Your answer should be a single number: the count of lines that hold the word "イベント頒布年齢確認表".
* start Data for processing *
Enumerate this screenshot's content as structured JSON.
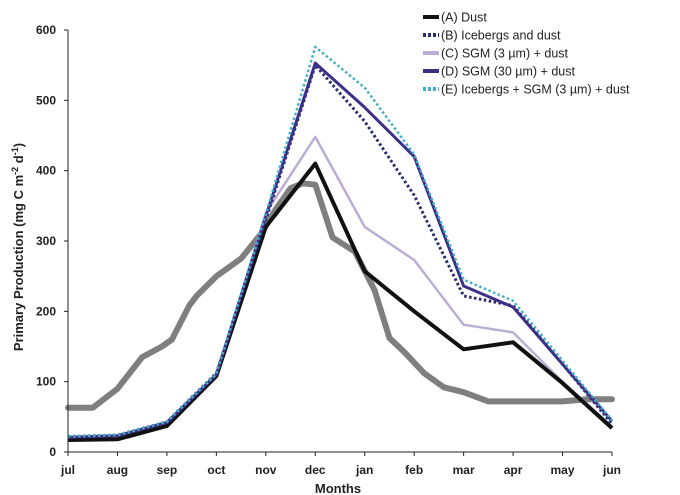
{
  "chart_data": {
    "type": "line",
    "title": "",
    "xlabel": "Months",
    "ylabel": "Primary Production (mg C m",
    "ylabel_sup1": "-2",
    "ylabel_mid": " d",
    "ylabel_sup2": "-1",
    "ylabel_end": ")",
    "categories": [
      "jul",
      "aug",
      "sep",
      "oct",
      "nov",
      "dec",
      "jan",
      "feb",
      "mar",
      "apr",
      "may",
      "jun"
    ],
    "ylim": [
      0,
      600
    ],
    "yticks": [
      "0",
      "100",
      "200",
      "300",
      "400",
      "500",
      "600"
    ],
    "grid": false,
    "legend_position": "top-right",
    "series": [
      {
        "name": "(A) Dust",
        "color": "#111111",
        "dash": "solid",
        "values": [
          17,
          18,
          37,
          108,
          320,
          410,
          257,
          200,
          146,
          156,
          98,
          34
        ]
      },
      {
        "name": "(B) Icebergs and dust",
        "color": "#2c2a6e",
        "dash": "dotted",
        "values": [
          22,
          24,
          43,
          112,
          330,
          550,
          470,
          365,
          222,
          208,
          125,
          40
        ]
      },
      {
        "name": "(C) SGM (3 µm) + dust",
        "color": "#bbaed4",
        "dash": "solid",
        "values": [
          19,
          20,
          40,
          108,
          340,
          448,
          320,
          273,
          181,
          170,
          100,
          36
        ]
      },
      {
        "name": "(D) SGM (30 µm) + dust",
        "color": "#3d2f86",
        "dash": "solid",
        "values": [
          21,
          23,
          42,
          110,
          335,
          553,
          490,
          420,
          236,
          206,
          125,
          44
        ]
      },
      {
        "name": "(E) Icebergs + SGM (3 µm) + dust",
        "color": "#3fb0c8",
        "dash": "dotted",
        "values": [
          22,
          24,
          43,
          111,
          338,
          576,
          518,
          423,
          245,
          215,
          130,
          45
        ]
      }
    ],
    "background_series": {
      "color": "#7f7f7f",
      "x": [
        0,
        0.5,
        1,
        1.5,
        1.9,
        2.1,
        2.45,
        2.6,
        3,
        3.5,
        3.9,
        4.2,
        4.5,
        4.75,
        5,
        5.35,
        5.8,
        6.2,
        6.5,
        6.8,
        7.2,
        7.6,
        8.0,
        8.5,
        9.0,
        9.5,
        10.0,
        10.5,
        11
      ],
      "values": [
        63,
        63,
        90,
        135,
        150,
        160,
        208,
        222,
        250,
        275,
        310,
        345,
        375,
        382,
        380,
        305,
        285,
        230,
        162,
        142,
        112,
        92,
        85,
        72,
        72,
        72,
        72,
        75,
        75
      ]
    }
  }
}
* end Data for processing *
* start Data for processing *
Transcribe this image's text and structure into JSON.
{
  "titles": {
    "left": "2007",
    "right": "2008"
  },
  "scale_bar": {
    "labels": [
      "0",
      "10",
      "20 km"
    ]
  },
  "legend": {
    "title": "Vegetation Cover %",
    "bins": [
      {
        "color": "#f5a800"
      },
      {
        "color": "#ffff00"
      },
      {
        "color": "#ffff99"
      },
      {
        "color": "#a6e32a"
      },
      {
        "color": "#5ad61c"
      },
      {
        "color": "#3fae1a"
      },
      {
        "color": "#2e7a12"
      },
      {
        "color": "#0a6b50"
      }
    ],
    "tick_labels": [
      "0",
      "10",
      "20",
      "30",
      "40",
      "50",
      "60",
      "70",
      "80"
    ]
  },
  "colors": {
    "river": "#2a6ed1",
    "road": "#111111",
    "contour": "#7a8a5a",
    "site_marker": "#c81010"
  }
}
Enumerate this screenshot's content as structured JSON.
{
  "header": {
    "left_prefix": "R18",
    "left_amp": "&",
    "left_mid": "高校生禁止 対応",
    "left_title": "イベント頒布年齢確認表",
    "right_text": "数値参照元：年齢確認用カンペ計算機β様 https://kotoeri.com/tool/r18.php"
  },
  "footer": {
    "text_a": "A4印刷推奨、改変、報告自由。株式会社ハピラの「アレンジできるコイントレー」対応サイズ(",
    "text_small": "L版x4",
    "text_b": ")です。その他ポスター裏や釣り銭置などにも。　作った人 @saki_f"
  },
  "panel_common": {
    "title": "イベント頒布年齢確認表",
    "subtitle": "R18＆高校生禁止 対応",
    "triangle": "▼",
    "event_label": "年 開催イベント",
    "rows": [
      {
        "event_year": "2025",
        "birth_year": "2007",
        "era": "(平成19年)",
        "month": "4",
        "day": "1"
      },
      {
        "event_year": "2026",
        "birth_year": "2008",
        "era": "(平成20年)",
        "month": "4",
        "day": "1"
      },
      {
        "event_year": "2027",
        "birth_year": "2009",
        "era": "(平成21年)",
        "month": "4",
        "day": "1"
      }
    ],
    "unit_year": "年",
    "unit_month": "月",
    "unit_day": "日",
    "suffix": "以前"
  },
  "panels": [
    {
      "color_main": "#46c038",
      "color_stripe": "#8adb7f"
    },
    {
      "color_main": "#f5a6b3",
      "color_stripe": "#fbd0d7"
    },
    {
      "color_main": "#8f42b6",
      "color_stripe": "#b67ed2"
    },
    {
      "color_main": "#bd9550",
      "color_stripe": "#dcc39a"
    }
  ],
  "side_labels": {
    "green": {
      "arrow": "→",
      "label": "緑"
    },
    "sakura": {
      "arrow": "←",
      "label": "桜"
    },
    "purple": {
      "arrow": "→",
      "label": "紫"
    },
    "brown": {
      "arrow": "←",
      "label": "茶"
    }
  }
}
* end Data for processing *
§ **Right answer**: 2